— Begin Raw data —
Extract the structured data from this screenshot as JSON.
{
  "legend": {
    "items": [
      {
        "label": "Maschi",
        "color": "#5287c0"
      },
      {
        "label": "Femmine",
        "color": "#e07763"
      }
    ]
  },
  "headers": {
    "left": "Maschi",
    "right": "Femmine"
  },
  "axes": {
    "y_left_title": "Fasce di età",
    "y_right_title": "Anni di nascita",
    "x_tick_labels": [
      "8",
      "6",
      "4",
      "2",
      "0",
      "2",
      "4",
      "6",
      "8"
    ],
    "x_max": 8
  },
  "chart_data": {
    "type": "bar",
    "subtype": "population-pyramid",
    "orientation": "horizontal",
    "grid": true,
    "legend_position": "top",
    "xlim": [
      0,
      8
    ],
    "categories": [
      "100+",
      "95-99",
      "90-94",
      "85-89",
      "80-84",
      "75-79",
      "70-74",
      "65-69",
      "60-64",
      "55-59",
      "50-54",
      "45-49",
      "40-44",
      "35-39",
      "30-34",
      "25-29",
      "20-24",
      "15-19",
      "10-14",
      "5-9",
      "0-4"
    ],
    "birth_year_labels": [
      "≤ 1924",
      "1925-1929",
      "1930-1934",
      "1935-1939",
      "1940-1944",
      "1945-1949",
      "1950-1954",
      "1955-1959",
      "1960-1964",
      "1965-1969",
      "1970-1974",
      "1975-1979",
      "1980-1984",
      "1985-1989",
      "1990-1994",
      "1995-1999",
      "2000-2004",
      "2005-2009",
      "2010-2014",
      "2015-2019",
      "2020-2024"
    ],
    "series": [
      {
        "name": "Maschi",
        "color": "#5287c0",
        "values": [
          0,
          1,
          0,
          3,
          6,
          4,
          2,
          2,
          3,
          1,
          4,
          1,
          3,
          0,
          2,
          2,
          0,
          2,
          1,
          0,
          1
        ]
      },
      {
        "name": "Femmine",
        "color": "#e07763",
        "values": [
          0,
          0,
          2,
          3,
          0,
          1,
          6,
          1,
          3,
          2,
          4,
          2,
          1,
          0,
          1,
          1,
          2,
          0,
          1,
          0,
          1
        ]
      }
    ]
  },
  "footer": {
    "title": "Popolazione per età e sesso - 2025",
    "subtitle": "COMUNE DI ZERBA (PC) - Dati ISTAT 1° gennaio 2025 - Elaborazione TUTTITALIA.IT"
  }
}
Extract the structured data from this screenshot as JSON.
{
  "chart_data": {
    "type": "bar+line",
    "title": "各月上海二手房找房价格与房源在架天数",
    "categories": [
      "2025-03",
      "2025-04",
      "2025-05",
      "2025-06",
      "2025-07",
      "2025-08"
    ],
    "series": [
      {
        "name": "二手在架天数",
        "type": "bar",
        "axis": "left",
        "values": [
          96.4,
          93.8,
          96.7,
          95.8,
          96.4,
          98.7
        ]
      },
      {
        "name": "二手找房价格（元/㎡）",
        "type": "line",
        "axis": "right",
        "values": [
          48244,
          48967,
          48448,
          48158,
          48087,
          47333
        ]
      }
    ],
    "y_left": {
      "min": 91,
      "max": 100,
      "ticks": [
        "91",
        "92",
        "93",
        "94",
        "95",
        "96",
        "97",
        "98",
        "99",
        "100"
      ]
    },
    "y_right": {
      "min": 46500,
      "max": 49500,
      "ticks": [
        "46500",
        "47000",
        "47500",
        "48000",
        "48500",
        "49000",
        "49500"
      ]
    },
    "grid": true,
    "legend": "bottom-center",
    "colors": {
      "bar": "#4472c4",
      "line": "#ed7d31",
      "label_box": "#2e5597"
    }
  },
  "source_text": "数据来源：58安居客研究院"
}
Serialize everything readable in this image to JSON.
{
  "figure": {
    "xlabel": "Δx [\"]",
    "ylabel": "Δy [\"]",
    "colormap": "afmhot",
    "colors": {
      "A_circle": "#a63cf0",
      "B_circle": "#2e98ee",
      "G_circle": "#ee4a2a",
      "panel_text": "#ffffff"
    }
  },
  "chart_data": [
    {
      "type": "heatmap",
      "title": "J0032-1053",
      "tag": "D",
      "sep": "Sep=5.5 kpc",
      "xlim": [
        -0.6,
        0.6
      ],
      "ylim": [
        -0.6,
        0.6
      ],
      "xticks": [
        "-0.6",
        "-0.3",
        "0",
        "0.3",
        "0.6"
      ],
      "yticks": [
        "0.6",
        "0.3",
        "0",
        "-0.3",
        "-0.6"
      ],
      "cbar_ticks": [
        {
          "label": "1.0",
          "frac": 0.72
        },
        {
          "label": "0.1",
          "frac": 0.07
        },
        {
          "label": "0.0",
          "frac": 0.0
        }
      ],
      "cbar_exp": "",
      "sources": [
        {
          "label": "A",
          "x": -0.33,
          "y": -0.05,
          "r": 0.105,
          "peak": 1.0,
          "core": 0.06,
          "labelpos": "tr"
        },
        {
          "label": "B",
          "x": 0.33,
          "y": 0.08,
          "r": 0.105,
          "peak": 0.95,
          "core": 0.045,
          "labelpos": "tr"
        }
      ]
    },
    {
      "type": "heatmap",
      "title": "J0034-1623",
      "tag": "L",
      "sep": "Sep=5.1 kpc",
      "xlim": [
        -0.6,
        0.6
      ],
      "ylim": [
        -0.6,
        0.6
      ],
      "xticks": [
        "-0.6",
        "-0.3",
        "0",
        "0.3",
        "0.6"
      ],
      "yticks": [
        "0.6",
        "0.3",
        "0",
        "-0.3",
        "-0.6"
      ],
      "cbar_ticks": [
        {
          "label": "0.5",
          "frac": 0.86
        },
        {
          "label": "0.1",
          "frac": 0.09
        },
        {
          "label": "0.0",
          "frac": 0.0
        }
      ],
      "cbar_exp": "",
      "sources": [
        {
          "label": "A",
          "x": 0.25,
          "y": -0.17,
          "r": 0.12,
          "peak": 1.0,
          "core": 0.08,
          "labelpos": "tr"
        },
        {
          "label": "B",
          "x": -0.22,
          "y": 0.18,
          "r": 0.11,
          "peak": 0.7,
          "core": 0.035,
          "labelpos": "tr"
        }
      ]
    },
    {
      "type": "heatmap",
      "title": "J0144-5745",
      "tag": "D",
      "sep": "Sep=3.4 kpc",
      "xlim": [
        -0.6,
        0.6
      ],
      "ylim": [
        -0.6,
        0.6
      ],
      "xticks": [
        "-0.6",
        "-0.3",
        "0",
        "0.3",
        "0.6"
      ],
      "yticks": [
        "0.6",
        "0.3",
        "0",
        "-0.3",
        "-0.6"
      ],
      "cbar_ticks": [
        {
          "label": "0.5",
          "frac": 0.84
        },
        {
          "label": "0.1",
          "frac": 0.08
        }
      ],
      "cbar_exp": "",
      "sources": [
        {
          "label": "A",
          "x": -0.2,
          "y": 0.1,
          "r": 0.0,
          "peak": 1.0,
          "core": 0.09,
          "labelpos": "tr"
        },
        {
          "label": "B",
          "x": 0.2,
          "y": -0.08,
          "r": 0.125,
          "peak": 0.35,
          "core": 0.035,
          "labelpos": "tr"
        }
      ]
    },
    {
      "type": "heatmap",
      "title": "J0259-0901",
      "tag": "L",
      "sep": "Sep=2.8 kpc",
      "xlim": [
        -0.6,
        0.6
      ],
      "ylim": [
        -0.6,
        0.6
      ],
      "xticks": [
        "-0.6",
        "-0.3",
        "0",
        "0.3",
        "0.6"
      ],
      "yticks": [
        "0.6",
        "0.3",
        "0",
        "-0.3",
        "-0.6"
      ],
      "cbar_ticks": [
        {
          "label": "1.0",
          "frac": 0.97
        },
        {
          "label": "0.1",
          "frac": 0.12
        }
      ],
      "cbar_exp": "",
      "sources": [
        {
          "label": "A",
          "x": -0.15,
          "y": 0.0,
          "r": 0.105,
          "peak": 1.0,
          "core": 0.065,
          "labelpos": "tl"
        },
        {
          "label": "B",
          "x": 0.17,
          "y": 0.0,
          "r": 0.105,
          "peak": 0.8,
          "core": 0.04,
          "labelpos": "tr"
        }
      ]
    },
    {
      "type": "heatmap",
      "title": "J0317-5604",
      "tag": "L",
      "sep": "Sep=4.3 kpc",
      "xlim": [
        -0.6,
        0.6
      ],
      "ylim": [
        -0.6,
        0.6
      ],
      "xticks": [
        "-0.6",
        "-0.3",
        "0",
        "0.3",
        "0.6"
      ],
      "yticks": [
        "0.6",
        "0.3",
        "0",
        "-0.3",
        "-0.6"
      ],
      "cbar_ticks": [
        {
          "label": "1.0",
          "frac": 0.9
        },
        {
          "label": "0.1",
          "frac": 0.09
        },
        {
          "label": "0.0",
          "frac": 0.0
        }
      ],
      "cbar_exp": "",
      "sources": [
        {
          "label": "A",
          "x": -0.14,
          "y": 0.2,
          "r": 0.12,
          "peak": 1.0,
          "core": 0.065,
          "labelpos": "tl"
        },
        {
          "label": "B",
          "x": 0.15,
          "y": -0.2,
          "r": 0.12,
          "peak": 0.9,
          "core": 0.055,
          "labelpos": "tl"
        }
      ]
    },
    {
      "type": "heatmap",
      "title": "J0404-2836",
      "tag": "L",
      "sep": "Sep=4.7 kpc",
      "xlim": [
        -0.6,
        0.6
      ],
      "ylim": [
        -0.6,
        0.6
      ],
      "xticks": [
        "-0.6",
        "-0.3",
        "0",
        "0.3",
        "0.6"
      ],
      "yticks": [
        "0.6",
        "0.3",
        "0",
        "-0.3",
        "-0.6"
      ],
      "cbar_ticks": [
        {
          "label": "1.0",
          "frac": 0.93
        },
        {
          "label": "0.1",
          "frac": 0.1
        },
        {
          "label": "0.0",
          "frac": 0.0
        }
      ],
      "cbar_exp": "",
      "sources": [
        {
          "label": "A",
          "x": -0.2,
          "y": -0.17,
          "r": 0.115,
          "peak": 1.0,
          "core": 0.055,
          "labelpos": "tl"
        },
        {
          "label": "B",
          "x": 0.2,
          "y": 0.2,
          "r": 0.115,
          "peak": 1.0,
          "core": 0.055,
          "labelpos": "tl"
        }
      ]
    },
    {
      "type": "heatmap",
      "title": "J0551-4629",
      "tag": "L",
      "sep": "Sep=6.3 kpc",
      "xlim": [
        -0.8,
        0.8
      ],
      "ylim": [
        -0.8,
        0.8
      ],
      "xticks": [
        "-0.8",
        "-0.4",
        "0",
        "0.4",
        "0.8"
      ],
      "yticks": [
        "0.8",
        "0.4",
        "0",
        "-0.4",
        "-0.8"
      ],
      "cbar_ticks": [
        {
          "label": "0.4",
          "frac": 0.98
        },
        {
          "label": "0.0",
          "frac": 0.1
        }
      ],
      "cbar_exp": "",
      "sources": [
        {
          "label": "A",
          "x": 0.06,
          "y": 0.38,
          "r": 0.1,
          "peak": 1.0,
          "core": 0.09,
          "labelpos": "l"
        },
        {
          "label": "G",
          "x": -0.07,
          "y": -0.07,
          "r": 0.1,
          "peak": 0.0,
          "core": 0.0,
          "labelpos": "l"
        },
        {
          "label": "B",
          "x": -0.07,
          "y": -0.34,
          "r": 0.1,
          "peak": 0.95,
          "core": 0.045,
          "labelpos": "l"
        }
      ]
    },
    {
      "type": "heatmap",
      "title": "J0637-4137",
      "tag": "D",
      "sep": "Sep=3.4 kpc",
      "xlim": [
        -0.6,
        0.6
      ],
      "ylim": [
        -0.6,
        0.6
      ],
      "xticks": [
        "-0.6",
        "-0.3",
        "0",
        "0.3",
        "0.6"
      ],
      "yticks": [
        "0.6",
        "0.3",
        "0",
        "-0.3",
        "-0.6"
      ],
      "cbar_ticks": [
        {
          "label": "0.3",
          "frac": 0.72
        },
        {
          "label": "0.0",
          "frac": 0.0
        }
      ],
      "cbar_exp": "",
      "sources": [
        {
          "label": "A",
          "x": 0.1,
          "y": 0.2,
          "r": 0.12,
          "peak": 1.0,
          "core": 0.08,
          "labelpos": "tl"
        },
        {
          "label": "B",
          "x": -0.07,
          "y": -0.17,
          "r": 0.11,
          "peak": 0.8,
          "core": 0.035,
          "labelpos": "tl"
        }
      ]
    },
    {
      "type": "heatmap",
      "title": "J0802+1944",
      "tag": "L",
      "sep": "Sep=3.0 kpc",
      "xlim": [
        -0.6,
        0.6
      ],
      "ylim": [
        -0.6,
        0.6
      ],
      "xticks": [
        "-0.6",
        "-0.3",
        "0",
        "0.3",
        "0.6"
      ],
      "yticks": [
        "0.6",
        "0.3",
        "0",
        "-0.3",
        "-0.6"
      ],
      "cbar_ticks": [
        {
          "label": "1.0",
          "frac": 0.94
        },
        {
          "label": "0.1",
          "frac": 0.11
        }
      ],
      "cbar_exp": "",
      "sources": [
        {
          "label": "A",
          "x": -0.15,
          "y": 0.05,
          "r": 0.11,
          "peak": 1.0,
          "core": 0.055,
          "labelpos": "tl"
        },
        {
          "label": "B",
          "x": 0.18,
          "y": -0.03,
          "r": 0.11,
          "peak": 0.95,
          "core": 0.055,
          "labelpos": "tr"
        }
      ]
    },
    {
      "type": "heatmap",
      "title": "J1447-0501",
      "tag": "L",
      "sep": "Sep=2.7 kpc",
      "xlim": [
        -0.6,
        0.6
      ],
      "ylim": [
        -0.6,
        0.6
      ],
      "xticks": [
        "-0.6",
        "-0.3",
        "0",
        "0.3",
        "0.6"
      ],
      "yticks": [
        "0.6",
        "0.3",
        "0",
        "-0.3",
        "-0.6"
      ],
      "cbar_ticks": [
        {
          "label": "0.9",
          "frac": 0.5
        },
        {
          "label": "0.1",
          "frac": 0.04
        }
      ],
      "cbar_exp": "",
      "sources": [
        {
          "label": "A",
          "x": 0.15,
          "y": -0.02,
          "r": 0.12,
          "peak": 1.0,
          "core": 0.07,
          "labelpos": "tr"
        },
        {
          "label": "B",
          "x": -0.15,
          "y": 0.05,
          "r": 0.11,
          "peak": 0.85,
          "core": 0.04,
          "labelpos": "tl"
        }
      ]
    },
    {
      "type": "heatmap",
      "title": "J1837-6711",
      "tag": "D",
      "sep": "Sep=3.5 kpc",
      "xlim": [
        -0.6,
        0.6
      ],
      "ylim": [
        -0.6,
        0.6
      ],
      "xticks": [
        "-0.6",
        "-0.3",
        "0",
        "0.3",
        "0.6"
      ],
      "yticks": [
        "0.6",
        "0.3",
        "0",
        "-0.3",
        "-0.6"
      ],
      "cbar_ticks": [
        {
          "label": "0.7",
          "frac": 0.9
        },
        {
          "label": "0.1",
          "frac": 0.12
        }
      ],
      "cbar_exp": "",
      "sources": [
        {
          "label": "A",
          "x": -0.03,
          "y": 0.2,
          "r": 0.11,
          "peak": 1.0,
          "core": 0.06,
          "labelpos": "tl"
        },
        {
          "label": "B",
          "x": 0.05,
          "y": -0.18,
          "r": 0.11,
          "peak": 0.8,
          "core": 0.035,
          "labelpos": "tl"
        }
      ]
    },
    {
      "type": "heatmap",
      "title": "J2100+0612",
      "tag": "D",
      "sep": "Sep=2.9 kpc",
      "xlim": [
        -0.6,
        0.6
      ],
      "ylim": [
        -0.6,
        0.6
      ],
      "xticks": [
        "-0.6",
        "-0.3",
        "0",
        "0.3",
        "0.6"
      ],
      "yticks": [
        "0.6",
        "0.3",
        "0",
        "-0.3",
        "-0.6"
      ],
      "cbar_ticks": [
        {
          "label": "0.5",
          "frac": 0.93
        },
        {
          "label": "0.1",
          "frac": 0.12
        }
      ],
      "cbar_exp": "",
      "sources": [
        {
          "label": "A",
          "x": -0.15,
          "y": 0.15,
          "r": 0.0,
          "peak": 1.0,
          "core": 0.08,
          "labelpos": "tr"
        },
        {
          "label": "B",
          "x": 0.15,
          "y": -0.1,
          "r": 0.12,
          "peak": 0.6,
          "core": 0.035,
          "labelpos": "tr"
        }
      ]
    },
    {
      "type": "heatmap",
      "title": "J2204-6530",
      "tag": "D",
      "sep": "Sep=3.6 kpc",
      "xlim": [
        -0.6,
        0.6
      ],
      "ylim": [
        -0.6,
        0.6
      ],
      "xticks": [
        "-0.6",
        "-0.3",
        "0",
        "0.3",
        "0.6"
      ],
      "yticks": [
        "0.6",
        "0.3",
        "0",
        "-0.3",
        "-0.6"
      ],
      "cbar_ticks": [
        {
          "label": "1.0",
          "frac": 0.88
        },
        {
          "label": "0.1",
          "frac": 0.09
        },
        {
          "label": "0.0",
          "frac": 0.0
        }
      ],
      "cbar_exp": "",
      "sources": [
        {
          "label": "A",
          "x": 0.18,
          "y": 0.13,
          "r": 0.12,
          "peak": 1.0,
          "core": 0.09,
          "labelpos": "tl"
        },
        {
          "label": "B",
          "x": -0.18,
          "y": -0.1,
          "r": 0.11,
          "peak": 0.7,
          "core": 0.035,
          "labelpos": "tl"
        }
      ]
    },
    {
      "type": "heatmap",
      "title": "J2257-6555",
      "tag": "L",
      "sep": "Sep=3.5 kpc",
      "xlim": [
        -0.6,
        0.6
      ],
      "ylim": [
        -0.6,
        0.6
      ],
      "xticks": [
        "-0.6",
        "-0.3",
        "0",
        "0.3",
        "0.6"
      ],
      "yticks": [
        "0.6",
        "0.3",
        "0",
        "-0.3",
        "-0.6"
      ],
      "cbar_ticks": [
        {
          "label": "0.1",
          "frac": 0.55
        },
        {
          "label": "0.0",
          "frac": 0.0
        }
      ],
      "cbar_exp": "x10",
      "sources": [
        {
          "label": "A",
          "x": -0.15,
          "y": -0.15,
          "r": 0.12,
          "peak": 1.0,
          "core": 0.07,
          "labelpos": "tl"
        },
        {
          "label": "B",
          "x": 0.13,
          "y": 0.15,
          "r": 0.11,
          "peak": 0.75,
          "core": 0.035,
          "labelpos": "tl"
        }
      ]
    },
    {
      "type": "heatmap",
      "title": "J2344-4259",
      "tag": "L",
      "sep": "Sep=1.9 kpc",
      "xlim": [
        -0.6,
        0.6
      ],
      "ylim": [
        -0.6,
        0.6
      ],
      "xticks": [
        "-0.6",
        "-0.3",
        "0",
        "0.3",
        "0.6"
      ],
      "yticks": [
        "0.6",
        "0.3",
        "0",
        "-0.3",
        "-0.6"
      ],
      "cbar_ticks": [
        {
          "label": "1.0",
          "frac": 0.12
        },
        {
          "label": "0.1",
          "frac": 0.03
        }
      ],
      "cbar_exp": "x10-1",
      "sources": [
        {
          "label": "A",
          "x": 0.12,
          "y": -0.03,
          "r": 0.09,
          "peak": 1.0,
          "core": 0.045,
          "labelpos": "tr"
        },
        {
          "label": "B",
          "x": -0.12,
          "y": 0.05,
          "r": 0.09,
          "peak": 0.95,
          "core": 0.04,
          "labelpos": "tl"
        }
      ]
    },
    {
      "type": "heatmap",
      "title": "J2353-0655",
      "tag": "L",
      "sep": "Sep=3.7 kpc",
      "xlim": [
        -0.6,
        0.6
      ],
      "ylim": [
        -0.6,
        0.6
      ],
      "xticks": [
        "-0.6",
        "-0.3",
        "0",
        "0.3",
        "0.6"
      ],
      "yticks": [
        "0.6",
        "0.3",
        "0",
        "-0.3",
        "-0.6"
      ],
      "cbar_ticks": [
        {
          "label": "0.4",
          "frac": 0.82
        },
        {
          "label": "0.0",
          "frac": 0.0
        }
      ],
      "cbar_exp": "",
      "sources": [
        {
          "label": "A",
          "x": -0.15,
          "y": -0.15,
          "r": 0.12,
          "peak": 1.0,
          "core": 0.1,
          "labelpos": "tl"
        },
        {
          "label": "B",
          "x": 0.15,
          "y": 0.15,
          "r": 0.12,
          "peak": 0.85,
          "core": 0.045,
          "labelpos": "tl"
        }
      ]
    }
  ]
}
— End Raw data —
What is the number of lines above that contain "name"? Answer with that number only.

4